### TASK
Gather each line containing the string "április" from these entries.

>> Begin DATASET EXCERPTS

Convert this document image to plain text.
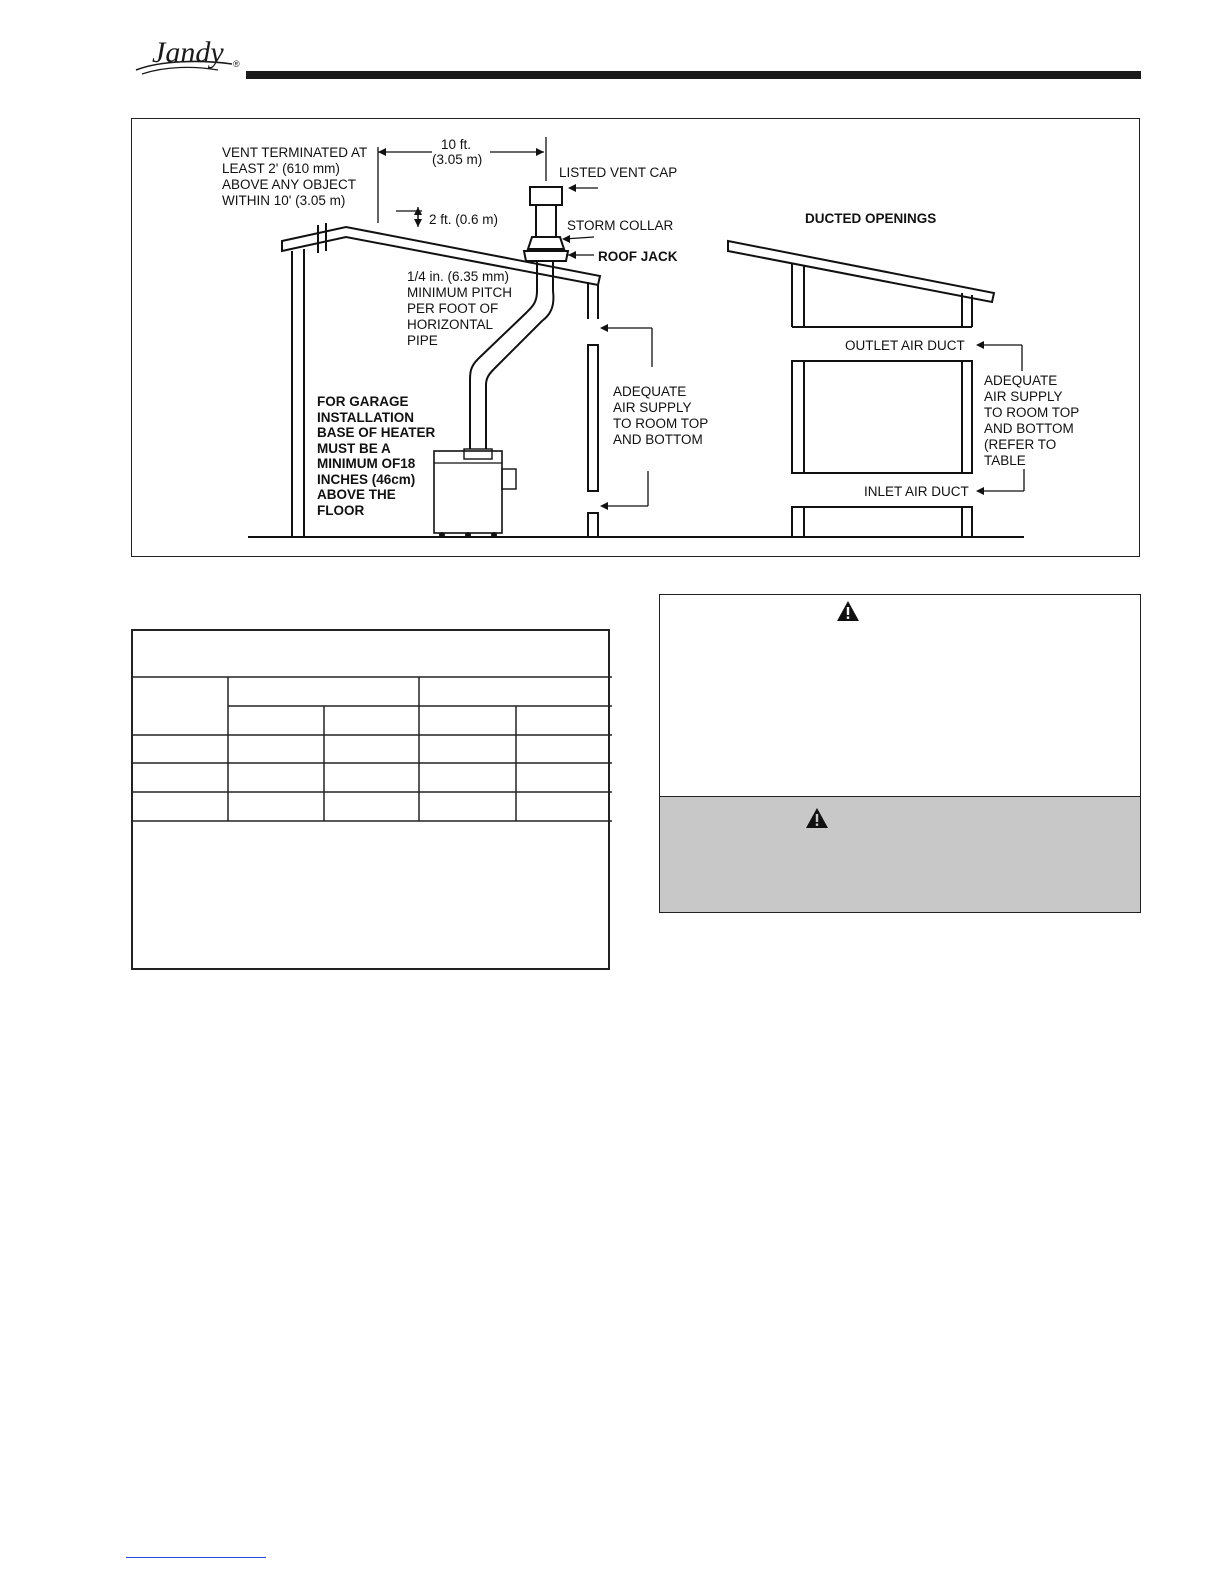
Jandy ®
VENT TERMINATED AT
LEAST 2' (610 mm)
ABOVE ANY OBJECT
WITHIN 10' (3.05 m)
10 ft.
(3.05 m)
LISTED VENT CAP
2 ft. (0.6 m)	STORM COLLAR
ROOF JACK
1/4 in. (6.35 mm)
MINIMUM PITCH
PER FOOT OF
HORIZONTAL
PIPE
FOR GARAGE
INSTALLATION
BASE OF HEATER
MUST BE A
MINIMUM OF18
INCHES (46cm)
ABOVE THE
FLOOR
ADEQUATE
AIR SUPPLY
TO ROOM TOP
AND BOTTOM
DUCTED OPENINGS
OUTLET AIR DUCT
INLET AIR DUCT
ADEQUATE
AIR SUPPLY
TO ROOM TOP
AND BOTTOM
(REFER TO
TABLE
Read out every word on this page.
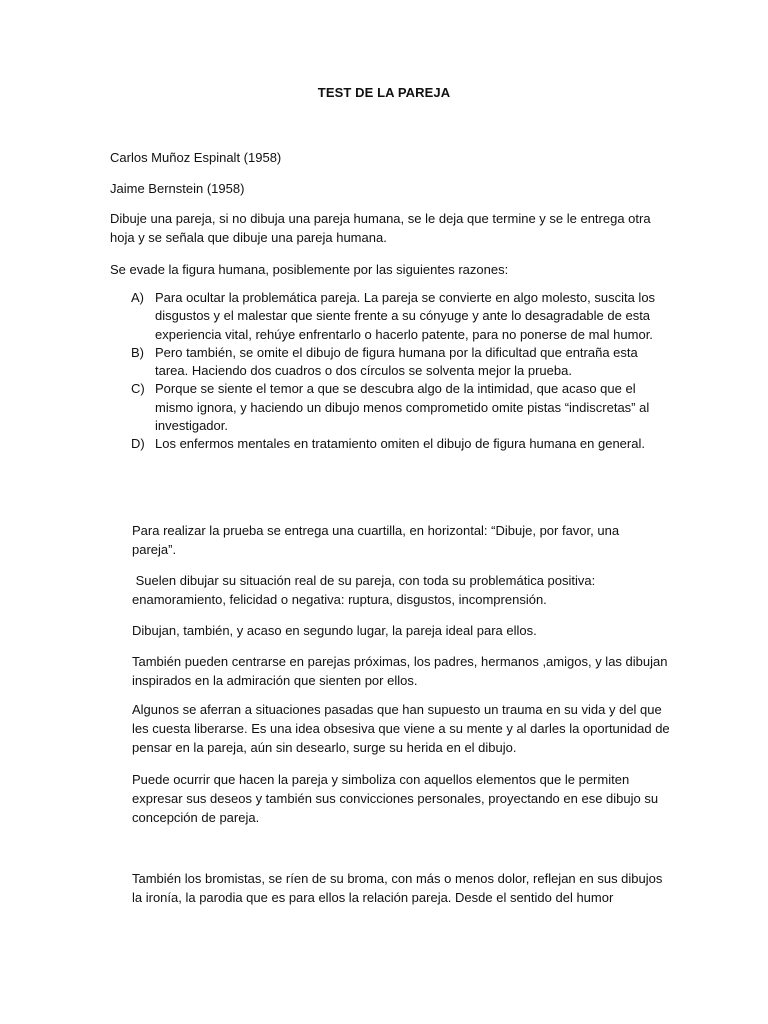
TEST DE LA PAREJA
Carlos Muñoz Espinalt (1958)
Jaime Bernstein (1958)
Dibuje una pareja, si no dibuja una pareja humana, se le deja que termine y se le entrega otra hoja y se señala que dibuje una pareja humana.
Se evade la figura humana, posiblemente por las siguientes razones:
A) Para ocultar la problemática pareja. La pareja se convierte en algo molesto, suscita los disgustos y el malestar que siente frente a su cónyuge y ante lo desagradable de esta experiencia vital, rehúye enfrentarlo o hacerlo patente, para no ponerse de mal humor.
B) Pero también, se omite el dibujo de figura humana por la dificultad que entraña esta tarea. Haciendo dos cuadros o dos círculos se solventa mejor la prueba.
C) Porque se siente el temor a que se descubra algo de la intimidad, que acaso que el mismo ignora, y haciendo un dibujo menos comprometido omite pistas “indiscretas” al investigador.
D) Los enfermos mentales en tratamiento omiten el dibujo de figura humana en general.
Para realizar la prueba se entrega una cuartilla, en horizontal: “Dibuje, por favor, una pareja”.
Suelen dibujar su situación real de su pareja, con toda su problemática positiva: enamoramiento, felicidad o negativa: ruptura, disgustos, incomprensión.
Dibujan, también, y acaso en segundo lugar, la pareja ideal para ellos.
También pueden centrarse en parejas próximas, los padres, hermanos ,amigos, y las dibujan inspirados en la admiración que sienten por ellos.
Algunos se aferran a situaciones pasadas que han supuesto un trauma en su vida y del que les cuesta liberarse. Es una idea obsesiva que viene a su mente y al darles la oportunidad de pensar en la pareja, aún sin desearlo, surge su herida en el dibujo.
Puede ocurrir que hacen la pareja y simboliza con aquellos elementos que le permiten expresar sus deseos y también sus convicciones personales, proyectando en ese dibujo su concepción de pareja.
También los bromistas, se ríen de su broma, con más o menos dolor, reflejan en sus dibujos la ironía, la parodia que es para ellos la relación pareja. Desde el sentido del humor
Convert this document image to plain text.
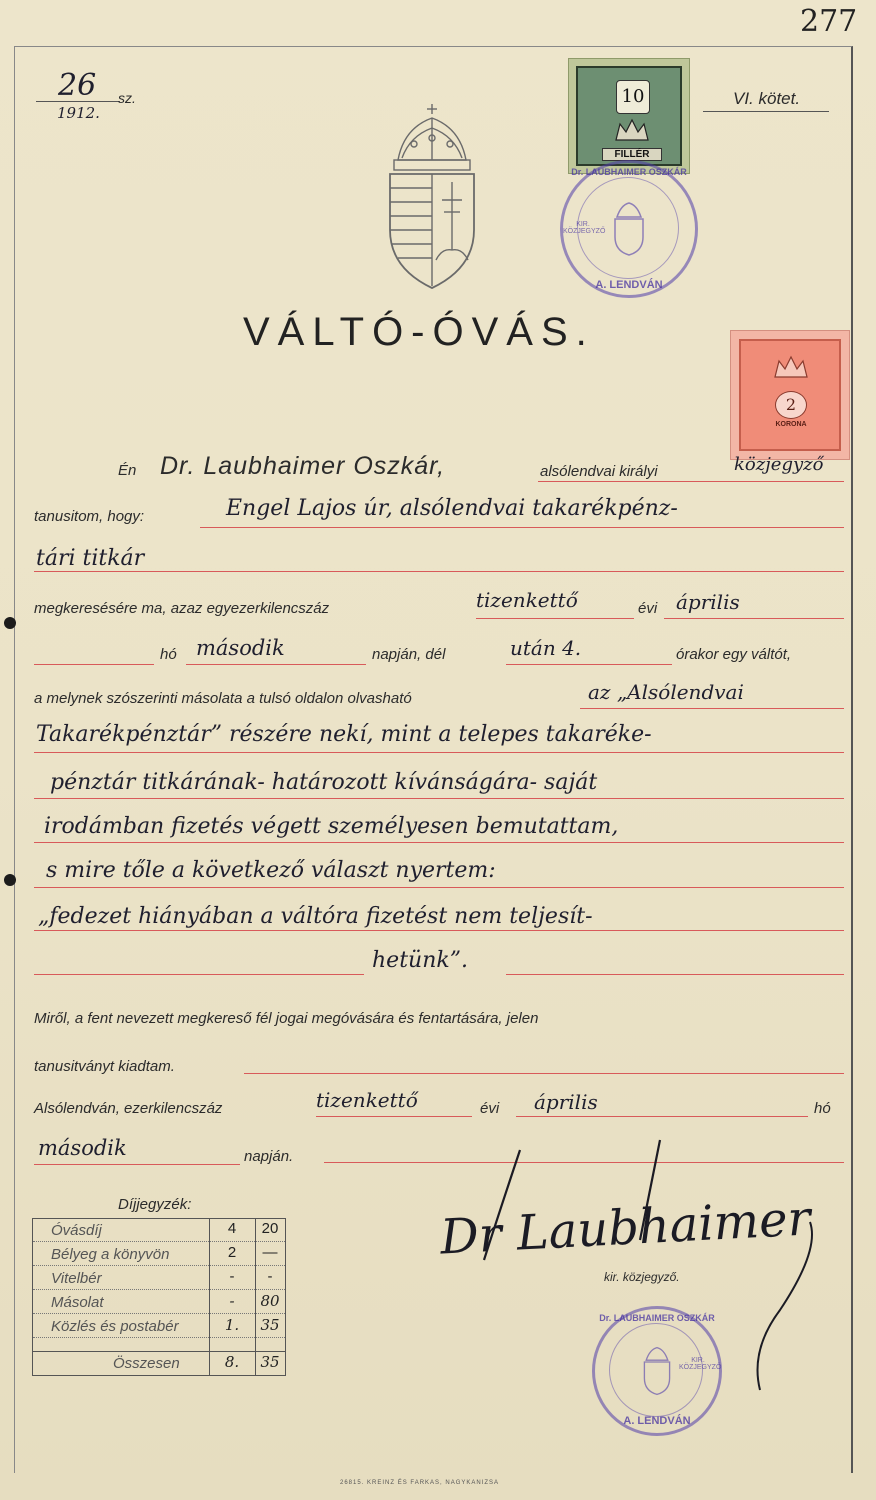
277
26 sz.
1912.
VI. kötet.
10
FILLÉR
2
KORONA
Dr. LAUBHAIMER OSZKÁR
KIR. KÖZJEGYZŐ
A. LENDVÁN
VÁLTÓ-ÓVÁS.
Én Dr. Laubhaimer Oszkár,	alsólendvai királyi	közjegyző
tanusitom, hogy:	Engel Lajos úr, alsólendvai takarékpénz-
tári titkár
megkeresésére ma, azaz egyezerkilencszáz	tizenkettő	évi április
hó második	napján, dél	után 4.	órakor egy váltót,
a melynek szószerinti másolata a tulsó oldalon olvasható	az „Alsólendvai
Takarékpénztár” részére nekí, mint a telepes takaréke-
pénztár titkárának- határozott kívánságára- saját
irodámban fizetés végett személyesen bemutattam,
s mire tőle a következő választ nyertem:
„fedezet hiányában a váltóra fizetést nem teljesít-
hetünk”.
Miről, a fent nevezett megkereső fél jogai megóvására és fentartására, jelen
tanusitványt kiadtam.
Alsólendván, ezerkilencszáz	tizenkettő	évi április	hó
második	napján.
Díjjegyzék:
Óvásdíj	4	20
Bélyeg a könyvön	2	—
Vitelbér	-	-
Másolat	-	80
Közlés és postabér	1.	35
Összesen	8.	35
Dr Laubhaimer
kir. közjegyző.
Dr. LAUBHAIMER OSZKÁR
KIR. KÖZJEGYZŐ
A. LENDVÁN
26815. KREINZ ÉS FARKAS, NAGYKANIZSA
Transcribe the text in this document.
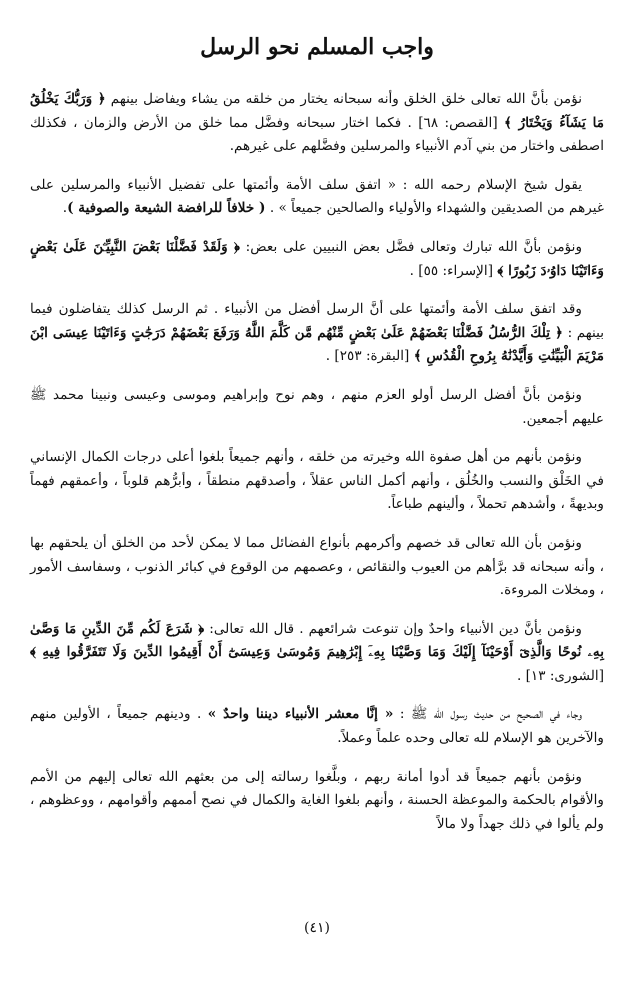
واجب المسلم نحو الرسل

نؤمن بأنَّ الله تعالى خلق الخلق وأنه سبحانه يختار من خلقه من يشاء ويفاضل بينهم ﴿ وَرَبُّكَ يَخْلُقُ مَا يَشَآءُ وَيَخْتَارُ ﴾ [القصص: ٦٨] . فكما اختار سبحانه وفضَّل مما خلق من الأرض والزمان ، فكذلك اصطفى واختار من بني آدم الأنبياء والمرسلين وفضَّلهم على غيرهم.

يقول شيخ الإسلام رحمه الله : « اتفق سلف الأمة وأئمتها على تفضيل الأنبياء والمرسلين على غيرهم من الصديقين والشهداء والأولياء والصالحين جميعاً » . ( خلافاً للرافضة الشيعة والصوفية ).

ونؤمن بأنَّ الله تبارك وتعالى فضَّل بعض النبيين على بعض: ﴿ وَلَقَدْ فَضَّلْنَا بَعْضَ النَّبِيِّـۧنَ عَلَىٰ بَعْضٍ وَءَاتَيْنَا دَاوُۥدَ زَبُورًا ﴾ [الإسراء: ٥٥] .

وقد اتفق سلف الأمة وأئمتها على أنَّ الرسل أفضل من الأنبياء . ثم الرسل كذلك يتفاضلون فيما بينهم : ﴿ تِلْكَ الرُّسُلُ فَضَّلْنَا بَعْضَهُمْ عَلَىٰ بَعْضٍ مِّنْهُم مَّن كَلَّمَ اللَّهُ وَرَفَعَ بَعْضَهُمْ دَرَجَٰتٍ وَءَاتَيْنَا عِيسَى ابْنَ مَرْيَمَ الْبَيِّنَٰتِ وَأَيَّدْنَٰهُ بِرُوحِ الْقُدُسِ ﴾ [البقرة: ٢٥٣] .

ونؤمن بأنَّ أفضل الرسل أولو العزم منهم ، وهم نوح وإبراهيم وموسى وعيسى ونبينا محمد ﷺ عليهم أجمعين.

ونؤمن بأنهم من أهل صفوة الله وخيرته من خلقه ، وأنهم جميعاً بلغوا أعلى درجات الكمال الإنساني في الخَلْق والنسب والخُلُق ، وأنهم أكمل الناس عقلاً ، وأصدقهم منطقاً ، وأبرُّهم قلوباً ، وأعمقهم فهماً وبديهةً ، وأشدهم تحملاً ، وألينهم طباعاً.

ونؤمن بأن الله تعالى قد خصهم وأكرمهم بأنواع الفضائل مما لا يمكن لأحد من الخلق أن يلحقهم بها ، وأنه سبحانه قد برَّأهم من العيوب والنقائص ، وعصمهم من الوقوع في كبائر الذنوب ، وسفاسف الأمور ، ومخلات المروءة.

ونؤمن بأنَّ دين الأنبياء واحدٌ وإن تنوعت شرائعهم . قال الله تعالى: ﴿ شَرَعَ لَكُم مِّنَ الدِّينِ مَا وَصَّىٰ بِهِۦ نُوحًا وَالَّذِىٓ أَوْحَيْنَآ إِلَيْكَ وَمَا وَصَّيْنَا بِهِۦٓ إِبْرَٰهِيمَ وَمُوسَىٰ وَعِيسَىٰٓ أَنْ أَقِيمُوا الدِّينَ وَلَا تَتَفَرَّقُوا فِيهِ ﴾ [الشورى: ١٣] .

وجاء في الصحيح من حديث رسول الله ﷺ : « إنَّا معشر الأنبياء ديننا واحدٌ » . ودينهم جميعاً ، الأولين منهم والآخرين هو الإسلام لله تعالى وحده علماً وعملاً.

ونؤمن بأنهم جميعاً قد أدوا أمانة ربهم ، وبلَّغوا رسالته إلى من بعثهم الله تعالى إليهم من الأمم والأقوام بالحكمة والموعظة الحسنة ، وأنهم بلغوا الغاية والكمال في نصح أممهم وأقوامهم ، ووعظوهم ، ولم يألوا في ذلك جهداً ولا مالاً

(٤١)
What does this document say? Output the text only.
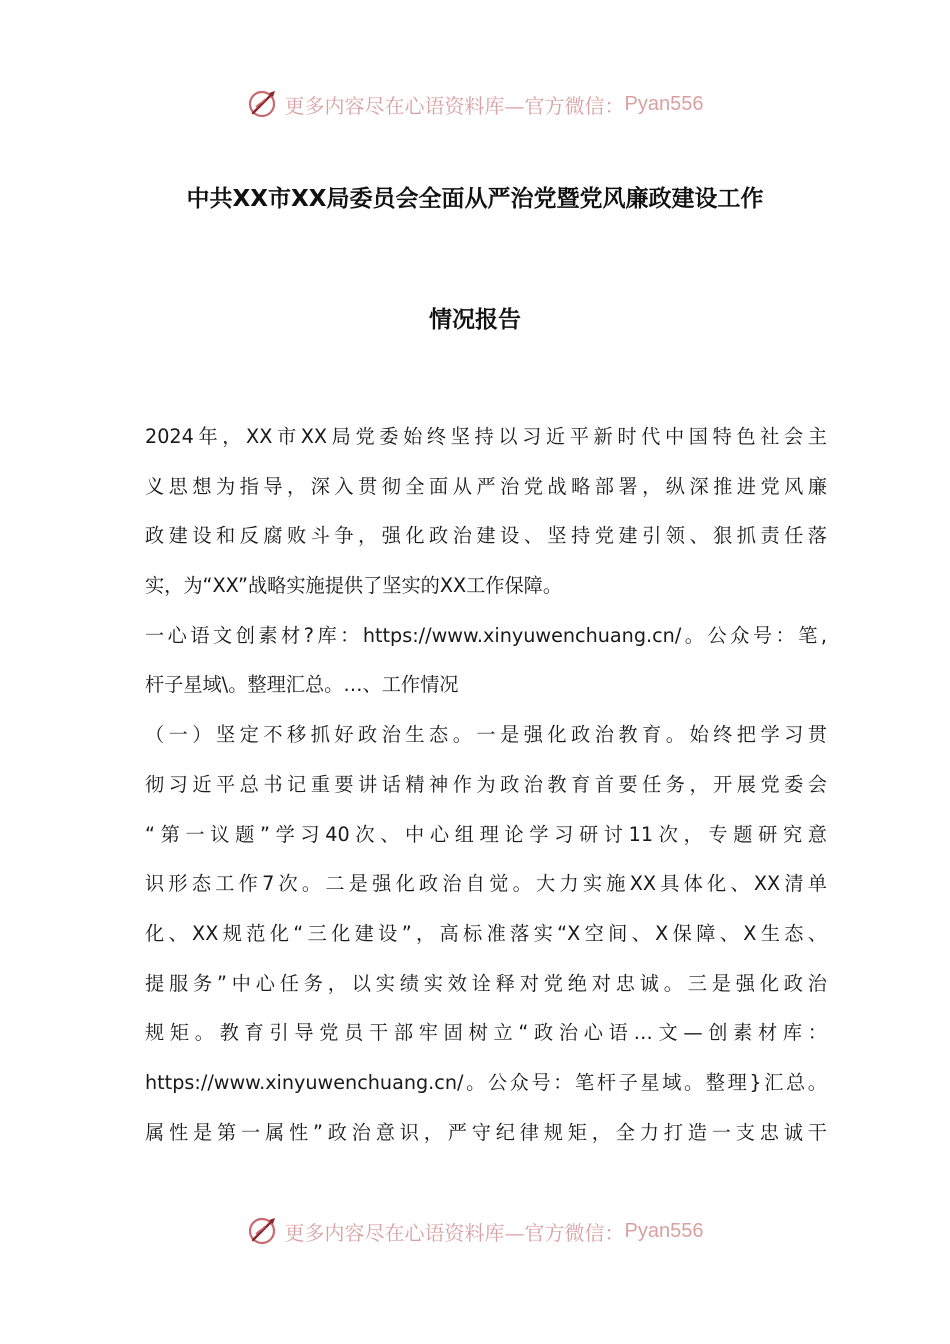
更多内容尽在心语资料库—官方微信： Pyan556
中共XX市XX局委员会全面从严治党暨党风廉政建设工作
情况报告
2024年，XX市XX局党委始终坚持以习近平新时代中国特色社会主
义思想为指导，深入贯彻全面从严治党战略部署，纵深推进党风廉
政建设和反腐败斗争，强化政治建设、坚持党建引领、狠抓责任落
实，为“XX”战略实施提供了坚实的XX工作保障。
一心语文创素材?库：https://www.xinyuwenchuang.cn/。公众号：笔,
杆子星域\。整理汇总。…、工作情况
（一）坚定不移抓好政治生态。一是强化政治教育。始终把学习贯
彻习近平总书记重要讲话精神作为政治教育首要任务，开展党委会
“第一议题”学习40次、中心组理论学习研讨11次，专题研究意
识形态工作7次。二是强化政治自觉。大力实施XX具体化、XX清单
化、XX规范化“三化建设”，高标准落实“X空间、X保障、X生态、
提服务”中心任务，以实绩实效诠释对党绝对忠诚。三是强化政治
规矩。教育引导党员干部牢固树立“政治心语…文—创素材库：
https://www.xinyuwenchuang.cn/。公众号：笔杆子星域。整理}汇总。
属性是第一属性”政治意识，严守纪律规矩，全力打造一支忠诚干
更多内容尽在心语资料库—官方微信： Pyan556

>> End DATASET EXCERPTS

### ANSWER FOR THIS EXERCISE
megkeresésére ma, azaz egyezerkilencszáz	tizenkettő	évi április
Alsólendván, ezerkilencszáz	tizenkettő	évi április	hó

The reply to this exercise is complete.